A faithful transcription of all the data is required.

— begin Stored rows —

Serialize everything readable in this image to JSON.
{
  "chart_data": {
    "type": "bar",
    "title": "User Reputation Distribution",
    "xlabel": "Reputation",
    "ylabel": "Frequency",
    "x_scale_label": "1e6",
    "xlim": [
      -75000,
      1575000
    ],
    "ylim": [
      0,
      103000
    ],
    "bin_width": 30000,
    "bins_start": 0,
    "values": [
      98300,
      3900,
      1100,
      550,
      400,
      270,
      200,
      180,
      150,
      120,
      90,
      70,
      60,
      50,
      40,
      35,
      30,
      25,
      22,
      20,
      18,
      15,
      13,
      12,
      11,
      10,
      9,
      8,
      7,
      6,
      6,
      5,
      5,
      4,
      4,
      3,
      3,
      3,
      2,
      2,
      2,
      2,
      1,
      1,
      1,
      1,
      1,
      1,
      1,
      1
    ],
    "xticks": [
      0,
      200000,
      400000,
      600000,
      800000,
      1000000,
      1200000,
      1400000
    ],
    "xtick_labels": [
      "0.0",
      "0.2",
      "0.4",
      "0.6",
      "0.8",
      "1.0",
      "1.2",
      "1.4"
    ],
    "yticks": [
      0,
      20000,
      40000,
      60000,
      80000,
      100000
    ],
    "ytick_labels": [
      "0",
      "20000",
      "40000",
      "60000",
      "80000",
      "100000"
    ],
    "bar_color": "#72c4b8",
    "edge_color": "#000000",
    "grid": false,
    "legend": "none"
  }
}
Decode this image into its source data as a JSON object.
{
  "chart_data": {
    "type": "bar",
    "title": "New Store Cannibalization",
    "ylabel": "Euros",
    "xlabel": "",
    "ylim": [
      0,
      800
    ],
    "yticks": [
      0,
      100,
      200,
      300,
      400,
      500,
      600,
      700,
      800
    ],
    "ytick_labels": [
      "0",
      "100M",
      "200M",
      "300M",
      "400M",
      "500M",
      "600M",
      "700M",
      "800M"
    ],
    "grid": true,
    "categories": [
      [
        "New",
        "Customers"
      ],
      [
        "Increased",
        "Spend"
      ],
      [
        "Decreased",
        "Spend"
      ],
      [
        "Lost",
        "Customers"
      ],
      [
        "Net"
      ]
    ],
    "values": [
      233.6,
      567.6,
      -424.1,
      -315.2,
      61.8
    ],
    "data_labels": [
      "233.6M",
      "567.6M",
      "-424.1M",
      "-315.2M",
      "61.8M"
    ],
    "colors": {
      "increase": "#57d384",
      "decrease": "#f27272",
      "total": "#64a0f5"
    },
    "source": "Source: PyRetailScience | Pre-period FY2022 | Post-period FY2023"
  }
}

— end Stored rows —

> _Output of the exercise_:
Serialize everything readable in this image to JSON.
{
  "chart_data": {
    "type": "bar",
    "title": "User Reputation Distribution",
    "xlabel": "Reputation",
    "ylabel": "Frequency",
    "x_scale_label": "1e6",
    "xlim": [
      -75000,
      1575000
    ],
    "ylim": [
      0,
      103000
    ],
    "bin_width": 30000,
    "bins_start": 0,
    "values": [
      98300,
      3900,
      1100,
      550,
      400,
      270,
      200,
      180,
      150,
      120,
      90,
      70,
      60,
      50,
      40,
      35,
      30,
      25,
      22,
      20,
      18,
      15,
      13,
      12,
      11,
      10,
      9,
      8,
      7,
      6,
      6,
      5,
      5,
      4,
      4,
      3,
      3,
      3,
      2,
      2,
      2,
      2,
      1,
      1,
      1,
      1,
      1,
      1,
      1,
      1
    ],
    "xticks": [
      0,
      200000,
      400000,
      600000,
      800000,
      1000000,
      1200000,
      1400000
    ],
    "xtick_labels": [
      "0.0",
      "0.2",
      "0.4",
      "0.6",
      "0.8",
      "1.0",
      "1.2",
      "1.4"
    ],
    "yticks": [
      0,
      20000,
      40000,
      60000,
      80000,
      100000
    ],
    "ytick_labels": [
      "0",
      "20000",
      "40000",
      "60000",
      "80000",
      "100000"
    ],
    "bar_color": "#72c4b8",
    "edge_color": "#000000",
    "grid": false,
    "legend": "none"
  }
}
Decode this image into its source data as a JSON object.
{
  "chart_data": {
    "type": "bar",
    "title": "New Store Cannibalization",
    "ylabel": "Euros",
    "xlabel": "",
    "ylim": [
      0,
      800
    ],
    "yticks": [
      0,
      100,
      200,
      300,
      400,
      500,
      600,
      700,
      800
    ],
    "ytick_labels": [
      "0",
      "100M",
      "200M",
      "300M",
      "400M",
      "500M",
      "600M",
      "700M",
      "800M"
    ],
    "grid": true,
    "categories": [
      [
        "New",
        "Customers"
      ],
      [
        "Increased",
        "Spend"
      ],
      [
        "Decreased",
        "Spend"
      ],
      [
        "Lost",
        "Customers"
      ],
      [
        "Net"
      ]
    ],
    "values": [
      233.6,
      567.6,
      -424.1,
      -315.2,
      61.8
    ],
    "data_labels": [
      "233.6M",
      "567.6M",
      "-424.1M",
      "-315.2M",
      "61.8M"
    ],
    "colors": {
      "increase": "#57d384",
      "decrease": "#f27272",
      "total": "#64a0f5"
    },
    "source": "Source: PyRetailScience | Pre-period FY2022 | Post-period FY2023"
  }
}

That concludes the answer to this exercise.